**** Source material ****

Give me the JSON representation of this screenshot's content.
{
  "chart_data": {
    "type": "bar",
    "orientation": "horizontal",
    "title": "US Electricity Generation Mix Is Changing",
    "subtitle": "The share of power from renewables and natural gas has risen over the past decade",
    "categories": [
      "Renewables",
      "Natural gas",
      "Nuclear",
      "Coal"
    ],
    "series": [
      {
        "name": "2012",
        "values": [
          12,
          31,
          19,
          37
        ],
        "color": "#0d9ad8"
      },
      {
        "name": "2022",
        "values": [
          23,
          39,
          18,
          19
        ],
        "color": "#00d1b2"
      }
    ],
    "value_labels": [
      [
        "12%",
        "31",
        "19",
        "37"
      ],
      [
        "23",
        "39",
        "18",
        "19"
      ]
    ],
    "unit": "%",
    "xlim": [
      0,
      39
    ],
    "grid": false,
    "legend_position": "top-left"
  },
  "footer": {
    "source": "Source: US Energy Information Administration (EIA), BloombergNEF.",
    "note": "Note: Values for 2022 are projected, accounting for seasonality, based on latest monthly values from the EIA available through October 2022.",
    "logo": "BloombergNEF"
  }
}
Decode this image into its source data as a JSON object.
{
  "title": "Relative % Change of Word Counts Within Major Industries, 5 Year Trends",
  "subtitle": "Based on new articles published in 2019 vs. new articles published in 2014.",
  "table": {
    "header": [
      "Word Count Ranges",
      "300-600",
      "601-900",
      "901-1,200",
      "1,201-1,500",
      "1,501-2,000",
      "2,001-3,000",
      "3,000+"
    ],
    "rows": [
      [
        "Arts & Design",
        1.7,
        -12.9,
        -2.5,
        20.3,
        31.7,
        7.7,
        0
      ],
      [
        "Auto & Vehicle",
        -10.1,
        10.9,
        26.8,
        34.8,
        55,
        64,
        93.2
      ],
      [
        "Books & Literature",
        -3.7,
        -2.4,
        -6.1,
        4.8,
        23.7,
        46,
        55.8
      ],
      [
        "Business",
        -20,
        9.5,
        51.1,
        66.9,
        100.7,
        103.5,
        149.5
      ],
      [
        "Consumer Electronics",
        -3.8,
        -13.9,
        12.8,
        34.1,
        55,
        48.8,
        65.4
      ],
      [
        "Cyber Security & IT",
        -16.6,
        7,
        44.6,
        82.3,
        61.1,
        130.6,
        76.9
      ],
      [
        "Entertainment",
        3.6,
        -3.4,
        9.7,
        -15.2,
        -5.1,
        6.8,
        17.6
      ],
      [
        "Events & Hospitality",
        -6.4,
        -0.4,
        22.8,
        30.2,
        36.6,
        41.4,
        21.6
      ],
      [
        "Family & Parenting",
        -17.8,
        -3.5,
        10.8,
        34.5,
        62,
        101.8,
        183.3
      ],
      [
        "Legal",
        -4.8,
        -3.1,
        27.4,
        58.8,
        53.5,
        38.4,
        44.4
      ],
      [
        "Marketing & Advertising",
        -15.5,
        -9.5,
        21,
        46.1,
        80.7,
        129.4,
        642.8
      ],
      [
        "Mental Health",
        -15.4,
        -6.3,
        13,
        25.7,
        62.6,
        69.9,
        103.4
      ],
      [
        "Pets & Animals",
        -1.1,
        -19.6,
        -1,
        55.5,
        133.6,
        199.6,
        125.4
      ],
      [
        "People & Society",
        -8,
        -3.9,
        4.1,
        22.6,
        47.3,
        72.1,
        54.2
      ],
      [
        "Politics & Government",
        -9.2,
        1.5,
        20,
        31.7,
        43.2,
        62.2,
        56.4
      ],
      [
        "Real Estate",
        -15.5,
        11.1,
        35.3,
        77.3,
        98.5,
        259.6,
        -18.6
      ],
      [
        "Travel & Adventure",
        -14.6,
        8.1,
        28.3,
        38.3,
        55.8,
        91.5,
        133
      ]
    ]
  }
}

****

- **Objective**:
Transcribe each record exactly. Leave nothing out.

- **Task response**:
Give me the JSON representation of this screenshot's content.
{
  "chart_data": {
    "type": "bar",
    "orientation": "horizontal",
    "title": "US Electricity Generation Mix Is Changing",
    "subtitle": "The share of power from renewables and natural gas has risen over the past decade",
    "categories": [
      "Renewables",
      "Natural gas",
      "Nuclear",
      "Coal"
    ],
    "series": [
      {
        "name": "2012",
        "values": [
          12,
          31,
          19,
          37
        ],
        "color": "#0d9ad8"
      },
      {
        "name": "2022",
        "values": [
          23,
          39,
          18,
          19
        ],
        "color": "#00d1b2"
      }
    ],
    "value_labels": [
      [
        "12%",
        "31",
        "19",
        "37"
      ],
      [
        "23",
        "39",
        "18",
        "19"
      ]
    ],
    "unit": "%",
    "xlim": [
      0,
      39
    ],
    "grid": false,
    "legend_position": "top-left"
  },
  "footer": {
    "source": "Source: US Energy Information Administration (EIA), BloombergNEF.",
    "note": "Note: Values for 2022 are projected, accounting for seasonality, based on latest monthly values from the EIA available through October 2022.",
    "logo": "BloombergNEF"
  }
}
Decode this image into its source data as a JSON object.
{
  "title": "Relative % Change of Word Counts Within Major Industries, 5 Year Trends",
  "subtitle": "Based on new articles published in 2019 vs. new articles published in 2014.",
  "table": {
    "header": [
      "Word Count Ranges",
      "300-600",
      "601-900",
      "901-1,200",
      "1,201-1,500",
      "1,501-2,000",
      "2,001-3,000",
      "3,000+"
    ],
    "rows": [
      [
        "Arts & Design",
        1.7,
        -12.9,
        -2.5,
        20.3,
        31.7,
        7.7,
        0
      ],
      [
        "Auto & Vehicle",
        -10.1,
        10.9,
        26.8,
        34.8,
        55,
        64,
        93.2
      ],
      [
        "Books & Literature",
        -3.7,
        -2.4,
        -6.1,
        4.8,
        23.7,
        46,
        55.8
      ],
      [
        "Business",
        -20,
        9.5,
        51.1,
        66.9,
        100.7,
        103.5,
        149.5
      ],
      [
        "Consumer Electronics",
        -3.8,
        -13.9,
        12.8,
        34.1,
        55,
        48.8,
        65.4
      ],
      [
        "Cyber Security & IT",
        -16.6,
        7,
        44.6,
        82.3,
        61.1,
        130.6,
        76.9
      ],
      [
        "Entertainment",
        3.6,
        -3.4,
        9.7,
        -15.2,
        -5.1,
        6.8,
        17.6
      ],
      [
        "Events & Hospitality",
        -6.4,
        -0.4,
        22.8,
        30.2,
        36.6,
        41.4,
        21.6
      ],
      [
        "Family & Parenting",
        -17.8,
        -3.5,
        10.8,
        34.5,
        62,
        101.8,
        183.3
      ],
      [
        "Legal",
        -4.8,
        -3.1,
        27.4,
        58.8,
        53.5,
        38.4,
        44.4
      ],
      [
        "Marketing & Advertising",
        -15.5,
        -9.5,
        21,
        46.1,
        80.7,
        129.4,
        642.8
      ],
      [
        "Mental Health",
        -15.4,
        -6.3,
        13,
        25.7,
        62.6,
        69.9,
        103.4
      ],
      [
        "Pets & Animals",
        -1.1,
        -19.6,
        -1,
        55.5,
        133.6,
        199.6,
        125.4
      ],
      [
        "People & Society",
        -8,
        -3.9,
        4.1,
        22.6,
        47.3,
        72.1,
        54.2
      ],
      [
        "Politics & Government",
        -9.2,
        1.5,
        20,
        31.7,
        43.2,
        62.2,
        56.4
      ],
      [
        "Real Estate",
        -15.5,
        11.1,
        35.3,
        77.3,
        98.5,
        259.6,
        -18.6
      ],
      [
        "Travel & Adventure",
        -14.6,
        8.1,
        28.3,
        38.3,
        55.8,
        91.5,
        133
      ]
    ]
  }
}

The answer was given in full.